» **Problem**
Out of the entries that follow, copy each line containing "Read".

====== Input data

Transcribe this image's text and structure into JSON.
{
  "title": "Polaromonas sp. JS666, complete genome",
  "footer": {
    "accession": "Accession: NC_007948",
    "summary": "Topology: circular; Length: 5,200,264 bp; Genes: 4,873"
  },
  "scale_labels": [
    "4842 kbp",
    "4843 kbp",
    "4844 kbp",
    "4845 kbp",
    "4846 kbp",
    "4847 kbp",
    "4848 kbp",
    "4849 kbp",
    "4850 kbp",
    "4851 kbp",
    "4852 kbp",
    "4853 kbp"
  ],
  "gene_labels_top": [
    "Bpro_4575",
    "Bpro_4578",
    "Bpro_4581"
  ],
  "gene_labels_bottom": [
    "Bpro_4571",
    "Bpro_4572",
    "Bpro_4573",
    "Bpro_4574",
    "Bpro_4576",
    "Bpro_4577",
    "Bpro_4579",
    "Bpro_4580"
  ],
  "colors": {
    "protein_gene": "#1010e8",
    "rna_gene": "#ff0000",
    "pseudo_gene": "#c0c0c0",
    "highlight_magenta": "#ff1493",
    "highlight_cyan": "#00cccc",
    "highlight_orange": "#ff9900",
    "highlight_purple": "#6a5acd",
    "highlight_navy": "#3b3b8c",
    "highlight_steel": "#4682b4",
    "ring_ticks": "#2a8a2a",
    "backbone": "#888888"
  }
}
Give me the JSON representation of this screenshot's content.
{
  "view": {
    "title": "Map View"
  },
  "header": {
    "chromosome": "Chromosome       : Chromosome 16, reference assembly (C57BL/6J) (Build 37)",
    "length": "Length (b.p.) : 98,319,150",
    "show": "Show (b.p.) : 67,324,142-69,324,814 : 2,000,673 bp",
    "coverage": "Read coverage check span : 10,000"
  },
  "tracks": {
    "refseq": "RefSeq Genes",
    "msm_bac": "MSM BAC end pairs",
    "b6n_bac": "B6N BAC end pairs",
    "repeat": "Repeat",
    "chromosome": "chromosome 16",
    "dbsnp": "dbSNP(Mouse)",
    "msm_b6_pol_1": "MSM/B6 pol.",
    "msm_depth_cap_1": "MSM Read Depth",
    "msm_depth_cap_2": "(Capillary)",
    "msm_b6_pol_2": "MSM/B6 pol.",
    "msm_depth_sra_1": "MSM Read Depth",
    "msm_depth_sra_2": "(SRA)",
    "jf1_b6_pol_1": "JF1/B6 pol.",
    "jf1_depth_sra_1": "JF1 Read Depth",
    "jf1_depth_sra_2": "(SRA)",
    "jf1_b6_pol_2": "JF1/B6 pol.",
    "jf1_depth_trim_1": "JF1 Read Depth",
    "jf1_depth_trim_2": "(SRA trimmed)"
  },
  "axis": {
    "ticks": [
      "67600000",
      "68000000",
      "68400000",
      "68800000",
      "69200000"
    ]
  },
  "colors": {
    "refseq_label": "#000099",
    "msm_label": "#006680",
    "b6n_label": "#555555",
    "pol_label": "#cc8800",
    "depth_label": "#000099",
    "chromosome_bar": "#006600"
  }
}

============

» **Solution to this task**
    "coverage": "Read coverage check span : 10,000"
    "msm_depth_cap_1": "MSM Read Depth",
    "msm_depth_sra_1": "MSM Read Depth",
    "jf1_depth_sra_1": "JF1 Read Depth",
    "jf1_depth_trim_1": "JF1 Read Depth",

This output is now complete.